Stated exercise => Each line of the material below should be reproduced exactly.

= = = = =

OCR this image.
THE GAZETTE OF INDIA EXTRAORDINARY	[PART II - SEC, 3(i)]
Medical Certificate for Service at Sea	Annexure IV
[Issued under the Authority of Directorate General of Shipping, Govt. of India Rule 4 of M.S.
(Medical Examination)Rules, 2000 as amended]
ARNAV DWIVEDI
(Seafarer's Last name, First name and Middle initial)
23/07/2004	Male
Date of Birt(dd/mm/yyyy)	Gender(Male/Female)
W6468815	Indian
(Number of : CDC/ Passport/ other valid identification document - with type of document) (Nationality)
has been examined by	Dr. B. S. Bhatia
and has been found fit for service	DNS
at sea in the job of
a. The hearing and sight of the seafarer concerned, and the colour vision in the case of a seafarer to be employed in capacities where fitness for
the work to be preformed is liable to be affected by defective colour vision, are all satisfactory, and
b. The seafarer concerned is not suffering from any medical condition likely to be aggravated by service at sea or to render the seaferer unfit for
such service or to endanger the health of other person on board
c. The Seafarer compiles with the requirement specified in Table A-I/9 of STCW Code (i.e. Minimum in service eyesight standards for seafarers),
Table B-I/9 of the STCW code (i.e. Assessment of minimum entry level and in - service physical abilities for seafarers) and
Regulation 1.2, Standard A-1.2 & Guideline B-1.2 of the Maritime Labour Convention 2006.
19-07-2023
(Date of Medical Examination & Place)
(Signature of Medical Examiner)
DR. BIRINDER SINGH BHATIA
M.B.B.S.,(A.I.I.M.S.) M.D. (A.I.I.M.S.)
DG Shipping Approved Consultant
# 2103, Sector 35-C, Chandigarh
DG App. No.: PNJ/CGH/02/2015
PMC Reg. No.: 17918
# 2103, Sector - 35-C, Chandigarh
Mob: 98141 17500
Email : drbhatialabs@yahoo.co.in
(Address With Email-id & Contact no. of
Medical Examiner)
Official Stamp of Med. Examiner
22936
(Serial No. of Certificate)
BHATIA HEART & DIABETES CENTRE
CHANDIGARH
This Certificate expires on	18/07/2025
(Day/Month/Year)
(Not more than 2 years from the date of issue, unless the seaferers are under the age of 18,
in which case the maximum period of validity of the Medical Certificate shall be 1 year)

= = = = =

Expected answer =>
OCR this image.
THE GAZETTE OF INDIA EXTRAORDINARY	[PART II - SEC, 3(i)]
Medical Certificate for Service at Sea	Annexure IV
[Issued under the Authority of Directorate General of Shipping, Govt. of India Rule 4 of M.S.
(Medical Examination)Rules, 2000 as amended]
ARNAV DWIVEDI
(Seafarer's Last name, First name and Middle initial)
23/07/2004	Male
Date of Birt(dd/mm/yyyy)	Gender(Male/Female)
W6468815	Indian
(Number of : CDC/ Passport/ other valid identification document - with type of document) (Nationality)
has been examined by	Dr. B. S. Bhatia
and has been found fit for service	DNS
at sea in the job of
a. The hearing and sight of the seafarer concerned, and the colour vision in the case of a seafarer to be employed in capacities where fitness for
the work to be preformed is liable to be affected by defective colour vision, are all satisfactory, and
b. The seafarer concerned is not suffering from any medical condition likely to be aggravated by service at sea or to render the seaferer unfit for
such service or to endanger the health of other person on board
c. The Seafarer compiles with the requirement specified in Table A-I/9 of STCW Code (i.e. Minimum in service eyesight standards for seafarers),
Table B-I/9 of the STCW code (i.e. Assessment of minimum entry level and in - service physical abilities for seafarers) and
Regulation 1.2, Standard A-1.2 & Guideline B-1.2 of the Maritime Labour Convention 2006.
19-07-2023
(Date of Medical Examination & Place)
(Signature of Medical Examiner)
DR. BIRINDER SINGH BHATIA
M.B.B.S.,(A.I.I.M.S.) M.D. (A.I.I.M.S.)
DG Shipping Approved Consultant
# 2103, Sector 35-C, Chandigarh
DG App. No.: PNJ/CGH/02/2015
PMC Reg. No.: 17918
# 2103, Sector - 35-C, Chandigarh
Mob: 98141 17500
Email : drbhatialabs@yahoo.co.in
(Address With Email-id & Contact no. of
Medical Examiner)
Official Stamp of Med. Examiner
22936
(Serial No. of Certificate)
BHATIA HEART & DIABETES CENTRE
CHANDIGARH
This Certificate expires on	18/07/2025
(Day/Month/Year)
(Not more than 2 years from the date of issue, unless the seaferers are under the age of 18,
in which case the maximum period of validity of the Medical Certificate shall be 1 year)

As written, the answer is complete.